# GOAL
Report how many lines contain "name"; state the number and nothing else.

↓↓↓

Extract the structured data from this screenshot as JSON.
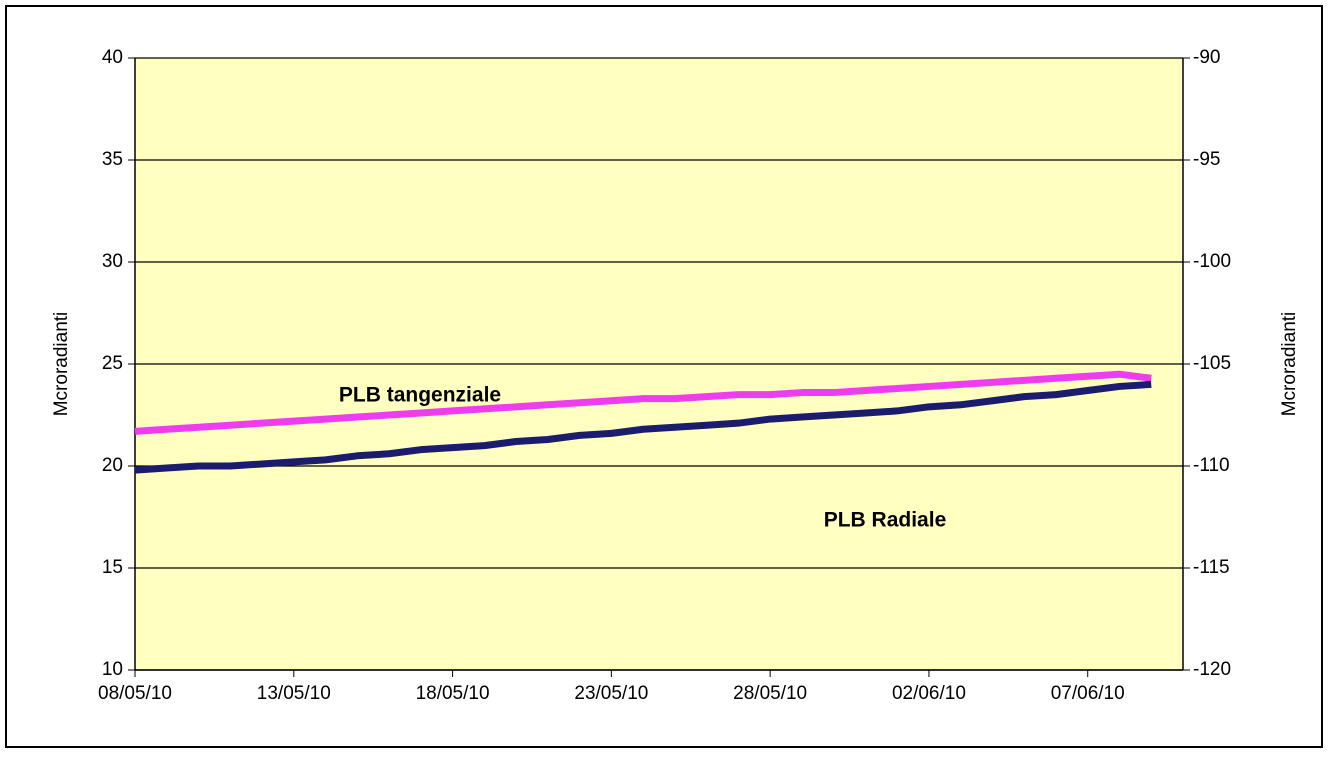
{
  "chart_data": {
    "type": "line",
    "y_label": "Mcroradianti",
    "y2_label": "Mcroradianti",
    "x": [
      "08/05/10",
      "09/05/10",
      "10/05/10",
      "11/05/10",
      "12/05/10",
      "13/05/10",
      "14/05/10",
      "15/05/10",
      "16/05/10",
      "17/05/10",
      "18/05/10",
      "19/05/10",
      "20/05/10",
      "21/05/10",
      "22/05/10",
      "23/05/10",
      "24/05/10",
      "25/05/10",
      "26/05/10",
      "27/05/10",
      "28/05/10",
      "29/05/10",
      "30/05/10",
      "31/05/10",
      "01/06/10",
      "02/06/10",
      "03/06/10",
      "04/06/10",
      "05/06/10",
      "06/06/10",
      "07/06/10",
      "08/06/10",
      "09/06/10"
    ],
    "series": [
      {
        "name": "PLB tangenziale",
        "color": "#ee3dee",
        "values": [
          21.7,
          21.8,
          21.9,
          22.0,
          22.1,
          22.2,
          22.3,
          22.4,
          22.5,
          22.6,
          22.7,
          22.8,
          22.9,
          23.0,
          23.1,
          23.2,
          23.3,
          23.3,
          23.4,
          23.5,
          23.5,
          23.6,
          23.6,
          23.7,
          23.8,
          23.9,
          24.0,
          24.1,
          24.2,
          24.3,
          24.4,
          24.5,
          24.3
        ]
      },
      {
        "name": "PLB Radiale",
        "color": "#1c1c6e",
        "values": [
          19.8,
          19.9,
          20.0,
          20.0,
          20.1,
          20.2,
          20.3,
          20.5,
          20.6,
          20.8,
          20.9,
          21.0,
          21.2,
          21.3,
          21.5,
          21.6,
          21.8,
          21.9,
          22.0,
          22.1,
          22.3,
          22.4,
          22.5,
          22.6,
          22.7,
          22.9,
          23.0,
          23.2,
          23.4,
          23.5,
          23.7,
          23.9,
          24.0
        ]
      }
    ],
    "xlim": [
      "08/05/10",
      "10/06/10"
    ],
    "xticks": [
      "08/05/10",
      "13/05/10",
      "18/05/10",
      "23/05/10",
      "28/05/10",
      "02/06/10",
      "07/06/10"
    ],
    "ylim": [
      10,
      40
    ],
    "yticks": [
      10,
      15,
      20,
      25,
      30,
      35,
      40
    ],
    "y2lim": [
      -120,
      -90
    ],
    "y2ticks": [
      -120,
      -115,
      -110,
      -105,
      -100,
      -95,
      -90
    ],
    "grid": true,
    "plot_background": "#ffffc0"
  }
}
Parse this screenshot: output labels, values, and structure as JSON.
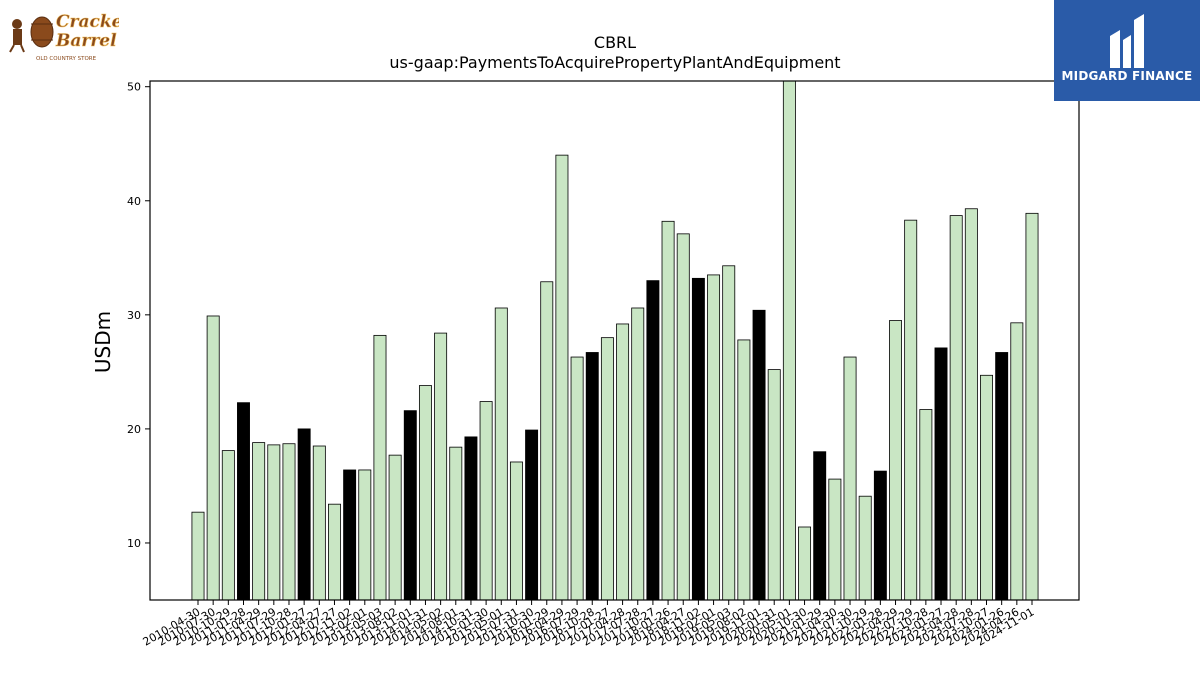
{
  "logos": {
    "left": {
      "name": "Cracker Barrel",
      "line1": "Cracker",
      "line2": "Barrel",
      "tagline": "OLD COUNTRY STORE"
    },
    "right": {
      "name": "MIDGARD FINANCE"
    }
  },
  "colors": {
    "normal_bar": "#c9e6c4",
    "highlight_bar": "#000000",
    "edge": "#000000",
    "logo_bg": "#2a5ba8"
  },
  "chart_data": {
    "type": "bar",
    "title": "CBRL",
    "subtitle": "us-gaap:PaymentsToAcquirePropertyPlantAndEquipment",
    "xlabel": "",
    "ylabel": "USDm",
    "ylim": [
      5,
      50.5
    ],
    "yticks": [
      10,
      20,
      30,
      40,
      50
    ],
    "grid": false,
    "categories": [
      "2010-04-30",
      "2010-07-30",
      "2010-10-29",
      "2011-01-28",
      "2011-04-29",
      "2011-07-29",
      "2011-10-28",
      "2012-01-27",
      "2012-04-27",
      "2012-07-27",
      "2012-11-02",
      "2013-02-01",
      "2013-05-03",
      "2013-08-02",
      "2013-11-01",
      "2014-01-31",
      "2014-05-02",
      "2014-08-01",
      "2014-10-31",
      "2015-01-30",
      "2015-05-01",
      "2015-07-31",
      "2015-10-30",
      "2016-01-29",
      "2016-04-29",
      "2016-07-29",
      "2016-10-28",
      "2017-01-27",
      "2017-04-28",
      "2017-07-28",
      "2017-10-27",
      "2018-01-26",
      "2018-04-27",
      "2018-11-02",
      "2019-02-01",
      "2019-05-03",
      "2019-08-02",
      "2019-11-01",
      "2020-01-31",
      "2020-05-01",
      "2020-10-30",
      "2021-01-29",
      "2021-04-30",
      "2021-07-30",
      "2021-10-29",
      "2022-01-28",
      "2022-04-29",
      "2022-07-29",
      "2022-10-28",
      "2023-01-27",
      "2023-04-28",
      "2023-07-28",
      "2023-10-27",
      "2024-01-26",
      "2024-04-26",
      "2024-11-01"
    ],
    "values": [
      12.7,
      29.9,
      18.1,
      22.3,
      18.8,
      18.6,
      18.7,
      20.0,
      18.5,
      13.4,
      16.4,
      16.4,
      28.2,
      17.7,
      21.6,
      23.8,
      28.4,
      18.4,
      19.3,
      22.4,
      30.6,
      17.1,
      19.9,
      32.9,
      44.0,
      26.3,
      26.7,
      28.0,
      29.2,
      30.6,
      33.0,
      38.2,
      37.1,
      33.2,
      33.5,
      34.3,
      27.8,
      30.4,
      25.2,
      50.6,
      11.4,
      18.0,
      15.6,
      26.3,
      14.1,
      16.3,
      29.5,
      38.3,
      21.7,
      27.1,
      38.7,
      39.3,
      24.7,
      26.7,
      29.3,
      38.9
    ],
    "highlight": [
      false,
      false,
      false,
      true,
      false,
      false,
      false,
      true,
      false,
      false,
      true,
      false,
      false,
      false,
      true,
      false,
      false,
      false,
      true,
      false,
      false,
      false,
      true,
      false,
      false,
      false,
      true,
      false,
      false,
      false,
      true,
      false,
      false,
      true,
      false,
      false,
      false,
      true,
      false,
      false,
      false,
      true,
      false,
      false,
      false,
      true,
      false,
      false,
      false,
      true,
      false,
      false,
      false,
      true,
      false,
      false
    ]
  }
}
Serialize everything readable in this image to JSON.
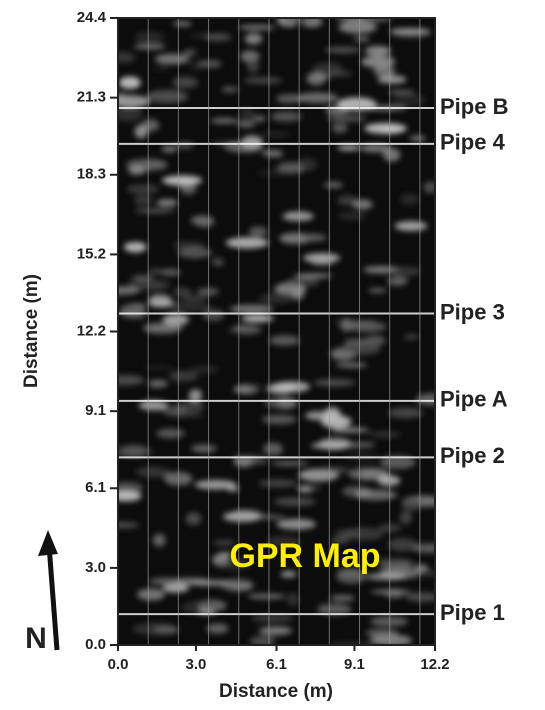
{
  "chart_data": {
    "type": "image",
    "title": "GPR Map",
    "north_label": "N",
    "x_label": "Distance (m)",
    "y_label": "Distance (m)",
    "xlim": [
      0,
      12.2
    ],
    "ylim": [
      0,
      24.4
    ],
    "xticks": [
      {
        "value": 0,
        "label": "0.0"
      },
      {
        "value": 3,
        "label": "3.0"
      },
      6.1,
      9.1,
      12.2
    ],
    "yticks": [
      {
        "value": 0,
        "label": "0.0"
      },
      {
        "value": 3,
        "label": "3.0"
      },
      6.1,
      9.1,
      12.2,
      15.2,
      18.3,
      21.3,
      24.4
    ],
    "pipes": [
      {
        "label": "Pipe B",
        "y": 20.9
      },
      {
        "label": "Pipe 4",
        "y": 19.5
      },
      {
        "label": "Pipe 3",
        "y": 12.9
      },
      {
        "label": "Pipe A",
        "y": 9.5
      },
      {
        "label": "Pipe 2",
        "y": 7.3
      },
      {
        "label": "Pipe 1",
        "y": 1.2
      }
    ]
  }
}
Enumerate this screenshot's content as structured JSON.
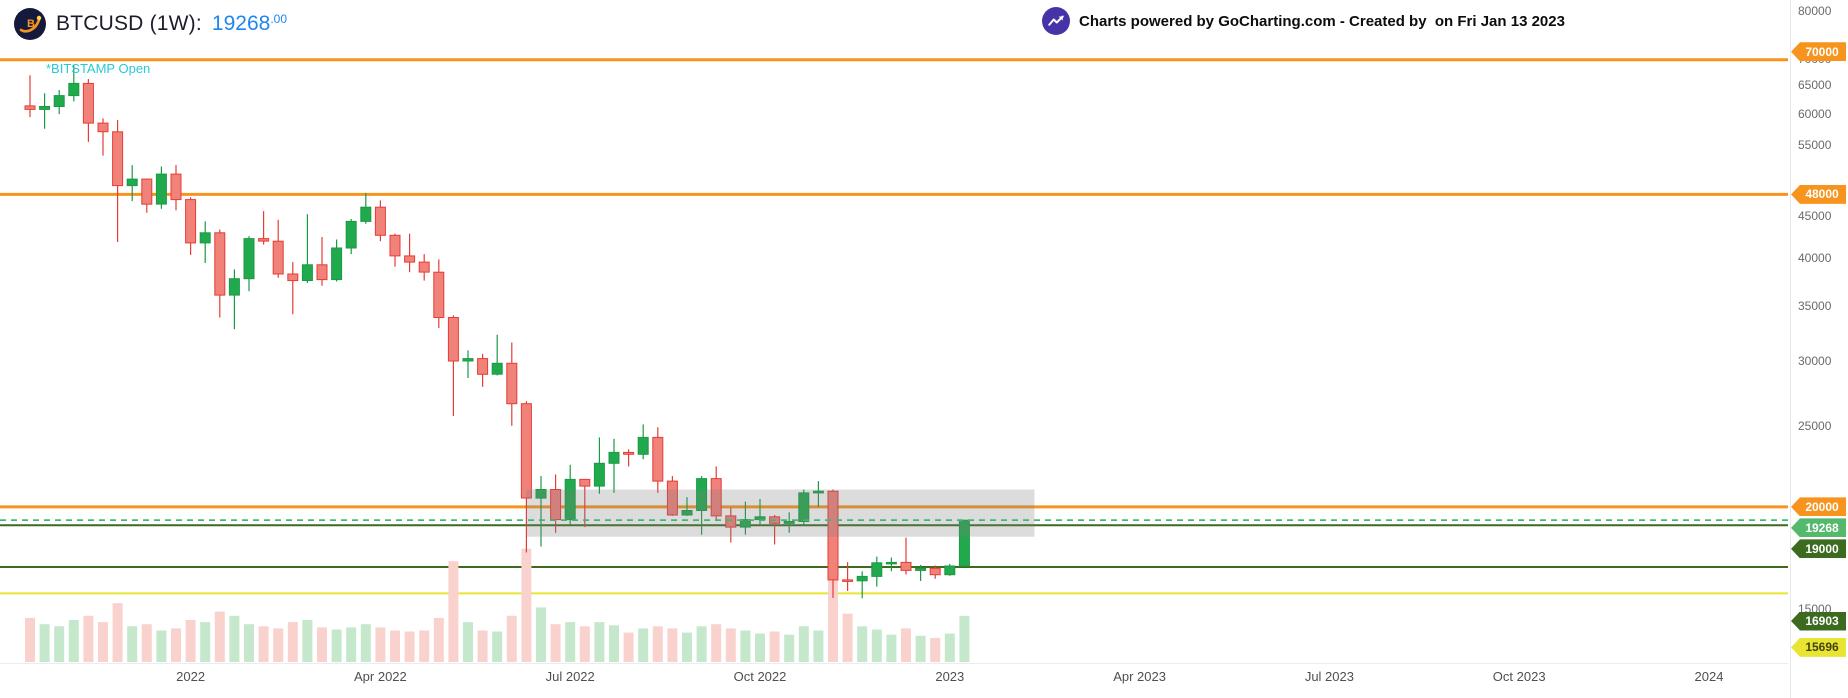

↑↑↑

# SOLUTION FOR THIS TASK
4